-------- Listing
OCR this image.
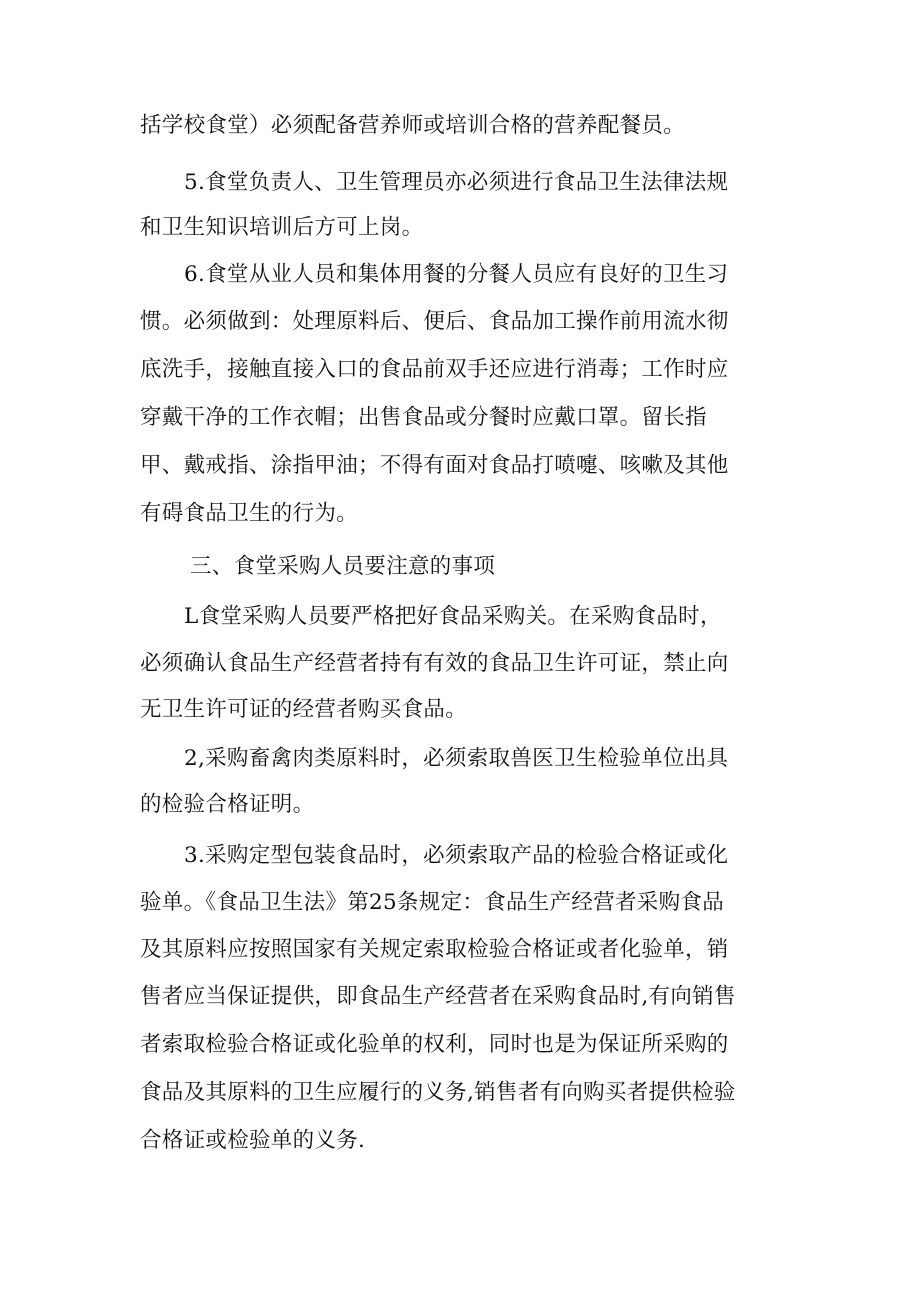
括学校食堂）必须配备营养师或培训合格的营养配餐员。
5.食堂负责人、卫生管理员亦必须进行食品卫生法律法规
和卫生知识培训后方可上岗。
6.食堂从业人员和集体用餐的分餐人员应有良好的卫生习
惯。必须做到：处理原料后、便后、食品加工操作前用流水彻
底洗手，接触直接入口的食品前双手还应进行消毒；工作时应
穿戴干净的工作衣帽；出售食品或分餐时应戴口罩。留长指
甲、戴戒指、涂指甲油；不得有面对食品打喷嚏、咳嗽及其他
有碍食品卫生的行为。
三、食堂采购人员要注意的事项
L食堂采购人员要严格把好食品采购关。在采购食品时，
必须确认食品生产经营者持有有效的食品卫生许可证，禁止向
无卫生许可证的经营者购买食品。
2,采购畜禽肉类原料时，必须索取兽医卫生检验单位出具
的检验合格证明。
3.采购定型包装食品时，必须索取产品的检验合格证或化
验单。《食品卫生法》第25条规定：食品生产经营者采购食品
及其原料应按照国家有关规定索取检验合格证或者化验单，销
售者应当保证提供，即食品生产经营者在采购食品时,有向销售
者索取检验合格证或化验单的权利，同时也是为保证所采购的
食品及其原料的卫生应履行的义务,销售者有向购买者提供检验
合格证或检验单的义务.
----------------
▶ Task: Leave out the pictures and print each record exactly as it stands.

▶ Correct answer:
OCR this image.
括学校食堂）必须配备营养师或培训合格的营养配餐员。
5.食堂负责人、卫生管理员亦必须进行食品卫生法律法规
和卫生知识培训后方可上岗。
6.食堂从业人员和集体用餐的分餐人员应有良好的卫生习
惯。必须做到：处理原料后、便后、食品加工操作前用流水彻
底洗手，接触直接入口的食品前双手还应进行消毒；工作时应
穿戴干净的工作衣帽；出售食品或分餐时应戴口罩。留长指
甲、戴戒指、涂指甲油；不得有面对食品打喷嚏、咳嗽及其他
有碍食品卫生的行为。
三、食堂采购人员要注意的事项
L食堂采购人员要严格把好食品采购关。在采购食品时，
必须确认食品生产经营者持有有效的食品卫生许可证，禁止向
无卫生许可证的经营者购买食品。
2,采购畜禽肉类原料时，必须索取兽医卫生检验单位出具
的检验合格证明。
3.采购定型包装食品时，必须索取产品的检验合格证或化
验单。《食品卫生法》第25条规定：食品生产经营者采购食品
及其原料应按照国家有关规定索取检验合格证或者化验单，销
售者应当保证提供，即食品生产经营者在采购食品时,有向销售
者索取检验合格证或化验单的权利，同时也是为保证所采购的
食品及其原料的卫生应履行的义务,销售者有向购买者提供检验
合格证或检验单的义务.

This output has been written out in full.